### EXERCISE AIM
Each record below should be repeated precisely as written.

----------------------------------------

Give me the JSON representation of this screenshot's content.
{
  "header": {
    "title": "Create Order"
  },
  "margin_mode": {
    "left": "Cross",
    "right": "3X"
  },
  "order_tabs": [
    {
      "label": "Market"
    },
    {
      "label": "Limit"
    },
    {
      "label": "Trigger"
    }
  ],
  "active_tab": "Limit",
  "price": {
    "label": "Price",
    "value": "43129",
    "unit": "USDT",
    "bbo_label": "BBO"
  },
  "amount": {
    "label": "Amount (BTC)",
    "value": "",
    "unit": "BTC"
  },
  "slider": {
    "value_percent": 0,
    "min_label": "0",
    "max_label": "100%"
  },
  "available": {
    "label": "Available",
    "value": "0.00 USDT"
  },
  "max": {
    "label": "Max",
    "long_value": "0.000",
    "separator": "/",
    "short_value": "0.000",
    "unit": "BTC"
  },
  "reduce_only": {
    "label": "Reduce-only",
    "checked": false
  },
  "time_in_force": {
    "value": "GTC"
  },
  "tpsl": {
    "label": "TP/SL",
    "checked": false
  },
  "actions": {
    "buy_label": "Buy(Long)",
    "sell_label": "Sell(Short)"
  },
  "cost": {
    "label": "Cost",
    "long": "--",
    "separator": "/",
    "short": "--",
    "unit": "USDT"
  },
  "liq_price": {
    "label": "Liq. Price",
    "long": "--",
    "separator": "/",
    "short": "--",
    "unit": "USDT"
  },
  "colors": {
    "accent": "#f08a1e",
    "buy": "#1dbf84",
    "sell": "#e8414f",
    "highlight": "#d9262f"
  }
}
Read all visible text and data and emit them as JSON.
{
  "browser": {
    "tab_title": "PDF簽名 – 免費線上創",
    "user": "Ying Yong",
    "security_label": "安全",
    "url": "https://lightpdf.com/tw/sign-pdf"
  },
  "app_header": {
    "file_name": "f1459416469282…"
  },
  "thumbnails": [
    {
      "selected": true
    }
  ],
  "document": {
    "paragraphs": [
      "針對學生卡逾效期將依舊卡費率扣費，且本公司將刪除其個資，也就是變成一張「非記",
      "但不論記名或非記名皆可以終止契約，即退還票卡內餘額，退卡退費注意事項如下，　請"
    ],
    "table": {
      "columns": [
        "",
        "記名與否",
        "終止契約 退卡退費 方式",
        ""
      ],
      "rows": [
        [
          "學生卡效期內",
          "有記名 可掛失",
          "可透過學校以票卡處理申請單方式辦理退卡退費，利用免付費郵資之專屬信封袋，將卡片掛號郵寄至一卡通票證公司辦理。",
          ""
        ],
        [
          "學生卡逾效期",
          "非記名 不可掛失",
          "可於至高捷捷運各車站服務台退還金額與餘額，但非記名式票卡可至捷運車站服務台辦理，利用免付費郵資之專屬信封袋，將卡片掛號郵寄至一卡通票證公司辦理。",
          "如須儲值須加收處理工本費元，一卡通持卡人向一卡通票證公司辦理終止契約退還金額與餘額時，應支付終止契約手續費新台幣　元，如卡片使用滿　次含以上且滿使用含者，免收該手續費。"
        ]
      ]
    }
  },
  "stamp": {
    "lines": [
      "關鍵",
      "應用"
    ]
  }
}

----------------------------------------

### SOLUTION TO THE EXERCISE
Give me the JSON representation of this screenshot's content.
{
  "header": {
    "title": "Create Order"
  },
  "margin_mode": {
    "left": "Cross",
    "right": "3X"
  },
  "order_tabs": [
    {
      "label": "Market"
    },
    {
      "label": "Limit"
    },
    {
      "label": "Trigger"
    }
  ],
  "active_tab": "Limit",
  "price": {
    "label": "Price",
    "value": "43129",
    "unit": "USDT",
    "bbo_label": "BBO"
  },
  "amount": {
    "label": "Amount (BTC)",
    "value": "",
    "unit": "BTC"
  },
  "slider": {
    "value_percent": 0,
    "min_label": "0",
    "max_label": "100%"
  },
  "available": {
    "label": "Available",
    "value": "0.00 USDT"
  },
  "max": {
    "label": "Max",
    "long_value": "0.000",
    "separator": "/",
    "short_value": "0.000",
    "unit": "BTC"
  },
  "reduce_only": {
    "label": "Reduce-only",
    "checked": false
  },
  "time_in_force": {
    "value": "GTC"
  },
  "tpsl": {
    "label": "TP/SL",
    "checked": false
  },
  "actions": {
    "buy_label": "Buy(Long)",
    "sell_label": "Sell(Short)"
  },
  "cost": {
    "label": "Cost",
    "long": "--",
    "separator": "/",
    "short": "--",
    "unit": "USDT"
  },
  "liq_price": {
    "label": "Liq. Price",
    "long": "--",
    "separator": "/",
    "short": "--",
    "unit": "USDT"
  },
  "colors": {
    "accent": "#f08a1e",
    "buy": "#1dbf84",
    "sell": "#e8414f",
    "highlight": "#d9262f"
  }
}
Read all visible text and data and emit them as JSON.
{
  "browser": {
    "tab_title": "PDF簽名 – 免費線上創",
    "user": "Ying Yong",
    "security_label": "安全",
    "url": "https://lightpdf.com/tw/sign-pdf"
  },
  "app_header": {
    "file_name": "f1459416469282…"
  },
  "thumbnails": [
    {
      "selected": true
    }
  ],
  "document": {
    "paragraphs": [
      "針對學生卡逾效期將依舊卡費率扣費，且本公司將刪除其個資，也就是變成一張「非記",
      "但不論記名或非記名皆可以終止契約，即退還票卡內餘額，退卡退費注意事項如下，　請"
    ],
    "table": {
      "columns": [
        "",
        "記名與否",
        "終止契約 退卡退費 方式",
        ""
      ],
      "rows": [
        [
          "學生卡效期內",
          "有記名 可掛失",
          "可透過學校以票卡處理申請單方式辦理退卡退費，利用免付費郵資之專屬信封袋，將卡片掛號郵寄至一卡通票證公司辦理。",
          ""
        ],
        [
          "學生卡逾效期",
          "非記名 不可掛失",
          "可於至高捷捷運各車站服務台退還金額與餘額，但非記名式票卡可至捷運車站服務台辦理，利用免付費郵資之專屬信封袋，將卡片掛號郵寄至一卡通票證公司辦理。",
          "如須儲值須加收處理工本費元，一卡通持卡人向一卡通票證公司辦理終止契約退還金額與餘額時，應支付終止契約手續費新台幣　元，如卡片使用滿　次含以上且滿使用含者，免收該手續費。"
        ]
      ]
    }
  },
  "stamp": {
    "lines": [
      "關鍵",
      "應用"
    ]
  }
}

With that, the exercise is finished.